>> start DATA FOR PROCESSING

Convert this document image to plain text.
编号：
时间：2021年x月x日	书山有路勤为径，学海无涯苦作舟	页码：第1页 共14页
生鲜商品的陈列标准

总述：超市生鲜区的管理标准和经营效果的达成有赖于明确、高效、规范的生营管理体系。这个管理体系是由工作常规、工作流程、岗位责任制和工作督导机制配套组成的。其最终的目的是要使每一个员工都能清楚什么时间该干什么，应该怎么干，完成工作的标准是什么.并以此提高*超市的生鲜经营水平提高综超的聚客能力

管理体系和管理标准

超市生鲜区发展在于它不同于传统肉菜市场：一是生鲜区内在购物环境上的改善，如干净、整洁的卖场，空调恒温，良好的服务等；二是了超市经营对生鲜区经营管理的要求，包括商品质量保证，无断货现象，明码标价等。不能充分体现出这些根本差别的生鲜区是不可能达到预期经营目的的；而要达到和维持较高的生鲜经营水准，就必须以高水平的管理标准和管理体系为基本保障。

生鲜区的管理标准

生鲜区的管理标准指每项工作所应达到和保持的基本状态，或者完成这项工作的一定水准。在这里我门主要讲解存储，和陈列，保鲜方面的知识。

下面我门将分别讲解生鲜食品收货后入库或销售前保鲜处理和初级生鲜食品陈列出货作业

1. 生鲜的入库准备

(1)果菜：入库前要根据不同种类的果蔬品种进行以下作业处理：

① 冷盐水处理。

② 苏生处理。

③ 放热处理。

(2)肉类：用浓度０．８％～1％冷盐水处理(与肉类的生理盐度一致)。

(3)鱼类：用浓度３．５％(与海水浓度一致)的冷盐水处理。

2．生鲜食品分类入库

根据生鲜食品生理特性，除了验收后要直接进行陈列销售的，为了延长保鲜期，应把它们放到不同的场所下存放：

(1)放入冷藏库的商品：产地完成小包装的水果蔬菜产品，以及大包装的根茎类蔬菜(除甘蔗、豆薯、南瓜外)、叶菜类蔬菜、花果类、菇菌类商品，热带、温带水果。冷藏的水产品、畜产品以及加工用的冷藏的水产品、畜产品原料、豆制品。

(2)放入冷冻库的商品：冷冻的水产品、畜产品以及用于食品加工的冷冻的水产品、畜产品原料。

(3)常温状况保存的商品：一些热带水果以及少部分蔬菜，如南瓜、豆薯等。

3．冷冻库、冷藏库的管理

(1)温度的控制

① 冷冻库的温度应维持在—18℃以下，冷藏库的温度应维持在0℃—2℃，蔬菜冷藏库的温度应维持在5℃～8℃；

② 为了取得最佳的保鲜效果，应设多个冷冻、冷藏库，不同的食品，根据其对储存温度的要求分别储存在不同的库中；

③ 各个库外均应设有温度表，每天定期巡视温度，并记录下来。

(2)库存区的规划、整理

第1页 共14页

>> end DATA FOR PROCESSING

Every record above needs to be repeated word for word.

- **CORRECT ANSWER**
Convert this document image to plain text.
编号：
时间：2021年x月x日	书山有路勤为径，学海无涯苦作舟	页码：第1页 共14页
生鲜商品的陈列标准

总述：超市生鲜区的管理标准和经营效果的达成有赖于明确、高效、规范的生营管理体系。这个管理体系是由工作常规、工作流程、岗位责任制和工作督导机制配套组成的。其最终的目的是要使每一个员工都能清楚什么时间该干什么，应该怎么干，完成工作的标准是什么.并以此提高*超市的生鲜经营水平提高综超的聚客能力

管理体系和管理标准

超市生鲜区发展在于它不同于传统肉菜市场：一是生鲜区内在购物环境上的改善，如干净、整洁的卖场，空调恒温，良好的服务等；二是了超市经营对生鲜区经营管理的要求，包括商品质量保证，无断货现象，明码标价等。不能充分体现出这些根本差别的生鲜区是不可能达到预期经营目的的；而要达到和维持较高的生鲜经营水准，就必须以高水平的管理标准和管理体系为基本保障。

生鲜区的管理标准

生鲜区的管理标准指每项工作所应达到和保持的基本状态，或者完成这项工作的一定水准。在这里我门主要讲解存储，和陈列，保鲜方面的知识。

下面我门将分别讲解生鲜食品收货后入库或销售前保鲜处理和初级生鲜食品陈列出货作业

1. 生鲜的入库准备

(1)果菜：入库前要根据不同种类的果蔬品种进行以下作业处理：

① 冷盐水处理。

② 苏生处理。

③ 放热处理。

(2)肉类：用浓度０．８％～1％冷盐水处理(与肉类的生理盐度一致)。

(3)鱼类：用浓度３．５％(与海水浓度一致)的冷盐水处理。

2．生鲜食品分类入库

根据生鲜食品生理特性，除了验收后要直接进行陈列销售的，为了延长保鲜期，应把它们放到不同的场所下存放：

(1)放入冷藏库的商品：产地完成小包装的水果蔬菜产品，以及大包装的根茎类蔬菜(除甘蔗、豆薯、南瓜外)、叶菜类蔬菜、花果类、菇菌类商品，热带、温带水果。冷藏的水产品、畜产品以及加工用的冷藏的水产品、畜产品原料、豆制品。

(2)放入冷冻库的商品：冷冻的水产品、畜产品以及用于食品加工的冷冻的水产品、畜产品原料。

(3)常温状况保存的商品：一些热带水果以及少部分蔬菜，如南瓜、豆薯等。

3．冷冻库、冷藏库的管理

(1)温度的控制

① 冷冻库的温度应维持在—18℃以下，冷藏库的温度应维持在0℃—2℃，蔬菜冷藏库的温度应维持在5℃～8℃；

② 为了取得最佳的保鲜效果，应设多个冷冻、冷藏库，不同的食品，根据其对储存温度的要求分别储存在不同的库中；

③ 各个库外均应设有温度表，每天定期巡视温度，并记录下来。

(2)库存区的规划、整理

第1页 共14页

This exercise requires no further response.